Entries with figure data -
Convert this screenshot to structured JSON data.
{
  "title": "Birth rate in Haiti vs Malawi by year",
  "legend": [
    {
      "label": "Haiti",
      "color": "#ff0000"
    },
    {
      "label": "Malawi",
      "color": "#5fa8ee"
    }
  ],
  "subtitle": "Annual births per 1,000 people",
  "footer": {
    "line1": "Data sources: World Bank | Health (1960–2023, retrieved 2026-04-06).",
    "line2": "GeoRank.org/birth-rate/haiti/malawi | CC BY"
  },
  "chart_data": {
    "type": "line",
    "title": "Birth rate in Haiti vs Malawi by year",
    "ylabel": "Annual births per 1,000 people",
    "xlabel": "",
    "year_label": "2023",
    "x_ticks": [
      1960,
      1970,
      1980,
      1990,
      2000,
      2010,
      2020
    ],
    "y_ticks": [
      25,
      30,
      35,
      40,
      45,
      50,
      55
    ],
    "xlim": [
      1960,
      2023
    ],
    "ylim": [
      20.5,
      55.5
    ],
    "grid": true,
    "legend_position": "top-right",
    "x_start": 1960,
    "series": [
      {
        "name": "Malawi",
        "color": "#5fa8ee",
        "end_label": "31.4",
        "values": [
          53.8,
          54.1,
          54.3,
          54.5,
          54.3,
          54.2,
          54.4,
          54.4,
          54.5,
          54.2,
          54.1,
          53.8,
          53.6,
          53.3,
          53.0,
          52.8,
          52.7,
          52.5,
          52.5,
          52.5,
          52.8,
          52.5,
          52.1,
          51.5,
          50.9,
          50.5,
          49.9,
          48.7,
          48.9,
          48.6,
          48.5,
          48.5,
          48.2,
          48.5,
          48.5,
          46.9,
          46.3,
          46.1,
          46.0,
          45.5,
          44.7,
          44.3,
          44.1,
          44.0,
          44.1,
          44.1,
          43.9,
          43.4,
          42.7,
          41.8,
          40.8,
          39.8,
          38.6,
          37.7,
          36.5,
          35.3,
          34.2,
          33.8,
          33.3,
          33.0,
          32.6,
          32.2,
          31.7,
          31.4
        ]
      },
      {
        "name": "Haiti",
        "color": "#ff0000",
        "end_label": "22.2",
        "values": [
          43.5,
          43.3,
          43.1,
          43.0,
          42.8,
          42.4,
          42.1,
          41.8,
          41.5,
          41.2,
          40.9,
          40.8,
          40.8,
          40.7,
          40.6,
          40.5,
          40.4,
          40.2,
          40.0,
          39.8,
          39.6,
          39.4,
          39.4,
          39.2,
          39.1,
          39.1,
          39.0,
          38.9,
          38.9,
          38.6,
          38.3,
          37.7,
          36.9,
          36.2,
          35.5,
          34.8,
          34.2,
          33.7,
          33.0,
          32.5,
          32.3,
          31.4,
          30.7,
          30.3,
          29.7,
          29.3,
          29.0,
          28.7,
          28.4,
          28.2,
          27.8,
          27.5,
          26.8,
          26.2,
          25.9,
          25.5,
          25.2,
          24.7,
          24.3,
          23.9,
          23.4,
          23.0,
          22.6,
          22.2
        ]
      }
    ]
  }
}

Given problem -
Repeat each of the entries above precisely as given.

Result -
Convert this screenshot to structured JSON data.
{
  "title": "Birth rate in Haiti vs Malawi by year",
  "legend": [
    {
      "label": "Haiti",
      "color": "#ff0000"
    },
    {
      "label": "Malawi",
      "color": "#5fa8ee"
    }
  ],
  "subtitle": "Annual births per 1,000 people",
  "footer": {
    "line1": "Data sources: World Bank | Health (1960–2023, retrieved 2026-04-06).",
    "line2": "GeoRank.org/birth-rate/haiti/malawi | CC BY"
  },
  "chart_data": {
    "type": "line",
    "title": "Birth rate in Haiti vs Malawi by year",
    "ylabel": "Annual births per 1,000 people",
    "xlabel": "",
    "year_label": "2023",
    "x_ticks": [
      1960,
      1970,
      1980,
      1990,
      2000,
      2010,
      2020
    ],
    "y_ticks": [
      25,
      30,
      35,
      40,
      45,
      50,
      55
    ],
    "xlim": [
      1960,
      2023
    ],
    "ylim": [
      20.5,
      55.5
    ],
    "grid": true,
    "legend_position": "top-right",
    "x_start": 1960,
    "series": [
      {
        "name": "Malawi",
        "color": "#5fa8ee",
        "end_label": "31.4",
        "values": [
          53.8,
          54.1,
          54.3,
          54.5,
          54.3,
          54.2,
          54.4,
          54.4,
          54.5,
          54.2,
          54.1,
          53.8,
          53.6,
          53.3,
          53.0,
          52.8,
          52.7,
          52.5,
          52.5,
          52.5,
          52.8,
          52.5,
          52.1,
          51.5,
          50.9,
          50.5,
          49.9,
          48.7,
          48.9,
          48.6,
          48.5,
          48.5,
          48.2,
          48.5,
          48.5,
          46.9,
          46.3,
          46.1,
          46.0,
          45.5,
          44.7,
          44.3,
          44.1,
          44.0,
          44.1,
          44.1,
          43.9,
          43.4,
          42.7,
          41.8,
          40.8,
          39.8,
          38.6,
          37.7,
          36.5,
          35.3,
          34.2,
          33.8,
          33.3,
          33.0,
          32.6,
          32.2,
          31.7,
          31.4
        ]
      },
      {
        "name": "Haiti",
        "color": "#ff0000",
        "end_label": "22.2",
        "values": [
          43.5,
          43.3,
          43.1,
          43.0,
          42.8,
          42.4,
          42.1,
          41.8,
          41.5,
          41.2,
          40.9,
          40.8,
          40.8,
          40.7,
          40.6,
          40.5,
          40.4,
          40.2,
          40.0,
          39.8,
          39.6,
          39.4,
          39.4,
          39.2,
          39.1,
          39.1,
          39.0,
          38.9,
          38.9,
          38.6,
          38.3,
          37.7,
          36.9,
          36.2,
          35.5,
          34.8,
          34.2,
          33.7,
          33.0,
          32.5,
          32.3,
          31.4,
          30.7,
          30.3,
          29.7,
          29.3,
          29.0,
          28.7,
          28.4,
          28.2,
          27.8,
          27.5,
          26.8,
          26.2,
          25.9,
          25.5,
          25.2,
          24.7,
          24.3,
          23.9,
          23.4,
          23.0,
          22.6,
          22.2
        ]
      }
    ]
  }
}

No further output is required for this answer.